* _WHAT IS BEING ASKED_
Return every line below as is, leaving out the pictures.

**********

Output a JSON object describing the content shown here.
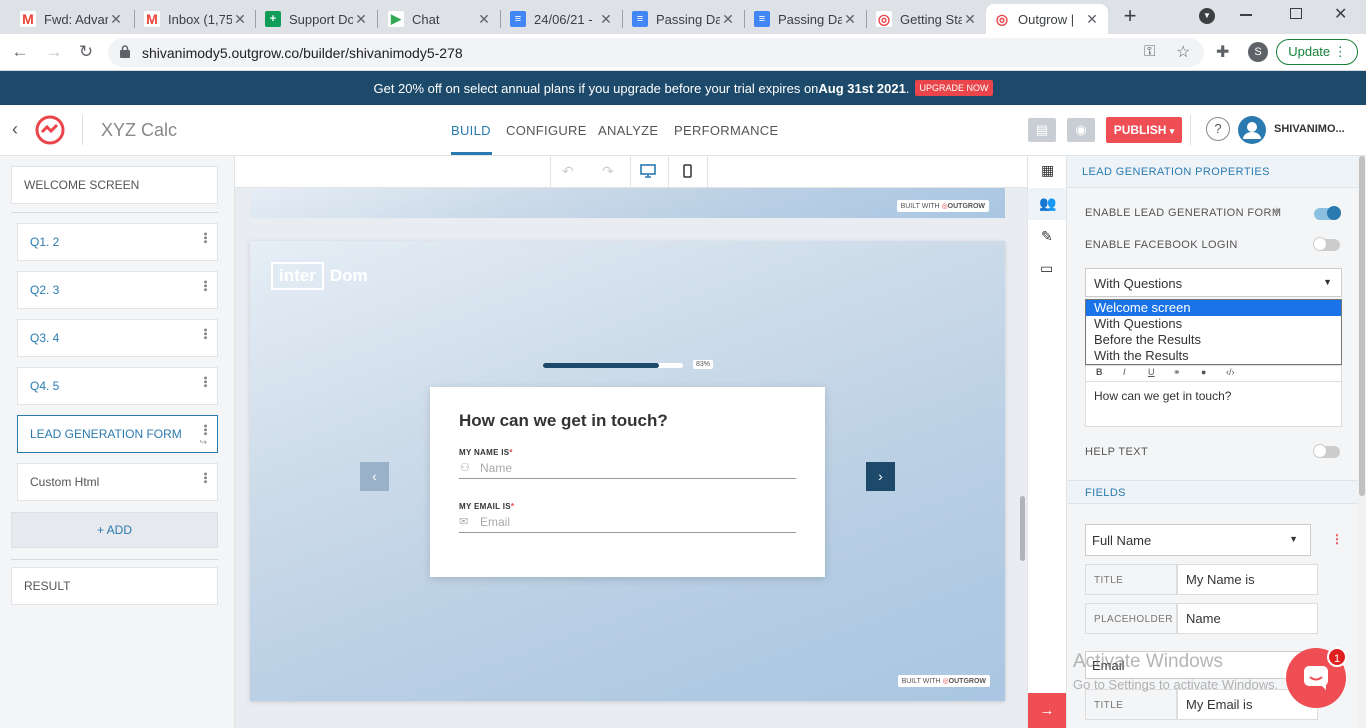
{
  "browser": {
    "tabs": [
      {
        "title": "Fwd: Advar",
        "icon": "gmail-icon",
        "color": "#ea4335",
        "glyph": "M"
      },
      {
        "title": "Inbox (1,75",
        "icon": "gmail-icon",
        "color": "#ea4335",
        "glyph": "M"
      },
      {
        "title": "Support Do",
        "icon": "sheets-icon",
        "color": "#0f9d58",
        "glyph": "+"
      },
      {
        "title": "Chat",
        "icon": "chat-icon",
        "color": "#34a853",
        "glyph": "▶"
      },
      {
        "title": "24/06/21 -",
        "icon": "docs-icon",
        "color": "#4285f4",
        "glyph": "≡"
      },
      {
        "title": "Passing Da",
        "icon": "docs-icon",
        "color": "#4285f4",
        "glyph": "≡"
      },
      {
        "title": "Passing Da",
        "icon": "docs-icon",
        "color": "#4285f4",
        "glyph": "≡"
      },
      {
        "title": "Getting Sta",
        "icon": "outgrow-icon",
        "color": "#e9454a",
        "glyph": "◎"
      },
      {
        "title": "Outgrow |",
        "icon": "outgrow-icon",
        "color": "#e9454a",
        "glyph": "◎"
      }
    ],
    "url": "shivanimody5.outgrow.co/builder/shivanimody5-278",
    "update_label": "Update",
    "profile_initial": "S"
  },
  "banner": {
    "text_before": "Get 20% off on select annual plans if you upgrade before your trial expires on ",
    "date": "Aug 31st 2021",
    "text_after": ".",
    "cta": "UPGRADE NOW"
  },
  "header": {
    "app_title": "XYZ Calc",
    "tabs": [
      "BUILD",
      "CONFIGURE",
      "ANALYZE",
      "PERFORMANCE"
    ],
    "publish_label": "PUBLISH",
    "help_label": "?",
    "user_name": "SHIVANIMO..."
  },
  "left": {
    "welcome": "WELCOME SCREEN",
    "questions": [
      "Q1. 2",
      "Q2. 3",
      "Q3. 4",
      "Q4. 5"
    ],
    "lead_form": "LEAD GENERATION FORM",
    "custom_html": "Custom Html",
    "add": "+ ADD",
    "result": "RESULT"
  },
  "canvas": {
    "built_with": "BUILT WITH",
    "outgrow": "OUTGROW",
    "logo_a": "inter",
    "logo_b": "Dom",
    "progress_pct": 83,
    "progress_label": "83%",
    "form_title": "How can we get in touch?",
    "name_label": "MY NAME IS",
    "name_placeholder": "Name",
    "email_label": "MY EMAIL IS",
    "email_placeholder": "Email",
    "required_mark": "*"
  },
  "right": {
    "section_title": "LEAD GENERATION PROPERTIES",
    "enable_lead_label": "ENABLE LEAD GENERATION FORM",
    "enable_lead_on": true,
    "enable_fb_label": "ENABLE FACEBOOK LOGIN",
    "enable_fb_on": false,
    "position_value": "With Questions",
    "position_options": [
      "Welcome screen",
      "With Questions",
      "Before the Results",
      "With the Results"
    ],
    "position_highlighted": 0,
    "title_text": "How can we get in touch?",
    "help_text_label": "HELP TEXT",
    "help_text_on": false,
    "fields_label": "FIELDS",
    "field1_type": "Full Name",
    "title_label": "TITLE",
    "title_value": "My Name is",
    "placeholder_label": "PLACEHOLDER",
    "placeholder_value": "Name",
    "field2_type": "Email",
    "title2_value": "My Email is",
    "activate_title": "Activate Windows",
    "activate_sub": "Go to Settings to activate Windows.",
    "chat_badge": "1"
  }
}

**********

* _WORKED ANSWER_
Output a JSON object describing the content shown here.
{
  "browser": {
    "tabs": [
      {
        "title": "Fwd: Advar",
        "icon": "gmail-icon",
        "color": "#ea4335",
        "glyph": "M"
      },
      {
        "title": "Inbox (1,75",
        "icon": "gmail-icon",
        "color": "#ea4335",
        "glyph": "M"
      },
      {
        "title": "Support Do",
        "icon": "sheets-icon",
        "color": "#0f9d58",
        "glyph": "+"
      },
      {
        "title": "Chat",
        "icon": "chat-icon",
        "color": "#34a853",
        "glyph": "▶"
      },
      {
        "title": "24/06/21 -",
        "icon": "docs-icon",
        "color": "#4285f4",
        "glyph": "≡"
      },
      {
        "title": "Passing Da",
        "icon": "docs-icon",
        "color": "#4285f4",
        "glyph": "≡"
      },
      {
        "title": "Passing Da",
        "icon": "docs-icon",
        "color": "#4285f4",
        "glyph": "≡"
      },
      {
        "title": "Getting Sta",
        "icon": "outgrow-icon",
        "color": "#e9454a",
        "glyph": "◎"
      },
      {
        "title": "Outgrow |",
        "icon": "outgrow-icon",
        "color": "#e9454a",
        "glyph": "◎"
      }
    ],
    "url": "shivanimody5.outgrow.co/builder/shivanimody5-278",
    "update_label": "Update",
    "profile_initial": "S"
  },
  "banner": {
    "text_before": "Get 20% off on select annual plans if you upgrade before your trial expires on ",
    "date": "Aug 31st 2021",
    "text_after": ".",
    "cta": "UPGRADE NOW"
  },
  "header": {
    "app_title": "XYZ Calc",
    "tabs": [
      "BUILD",
      "CONFIGURE",
      "ANALYZE",
      "PERFORMANCE"
    ],
    "publish_label": "PUBLISH",
    "help_label": "?",
    "user_name": "SHIVANIMO..."
  },
  "left": {
    "welcome": "WELCOME SCREEN",
    "questions": [
      "Q1. 2",
      "Q2. 3",
      "Q3. 4",
      "Q4. 5"
    ],
    "lead_form": "LEAD GENERATION FORM",
    "custom_html": "Custom Html",
    "add": "+ ADD",
    "result": "RESULT"
  },
  "canvas": {
    "built_with": "BUILT WITH",
    "outgrow": "OUTGROW",
    "logo_a": "inter",
    "logo_b": "Dom",
    "progress_pct": 83,
    "progress_label": "83%",
    "form_title": "How can we get in touch?",
    "name_label": "MY NAME IS",
    "name_placeholder": "Name",
    "email_label": "MY EMAIL IS",
    "email_placeholder": "Email",
    "required_mark": "*"
  },
  "right": {
    "section_title": "LEAD GENERATION PROPERTIES",
    "enable_lead_label": "ENABLE LEAD GENERATION FORM",
    "enable_lead_on": true,
    "enable_fb_label": "ENABLE FACEBOOK LOGIN",
    "enable_fb_on": false,
    "position_value": "With Questions",
    "position_options": [
      "Welcome screen",
      "With Questions",
      "Before the Results",
      "With the Results"
    ],
    "position_highlighted": 0,
    "title_text": "How can we get in touch?",
    "help_text_label": "HELP TEXT",
    "help_text_on": false,
    "fields_label": "FIELDS",
    "field1_type": "Full Name",
    "title_label": "TITLE",
    "title_value": "My Name is",
    "placeholder_label": "PLACEHOLDER",
    "placeholder_value": "Name",
    "field2_type": "Email",
    "title2_value": "My Email is",
    "activate_title": "Activate Windows",
    "activate_sub": "Go to Settings to activate Windows.",
    "chat_badge": "1"
  }
}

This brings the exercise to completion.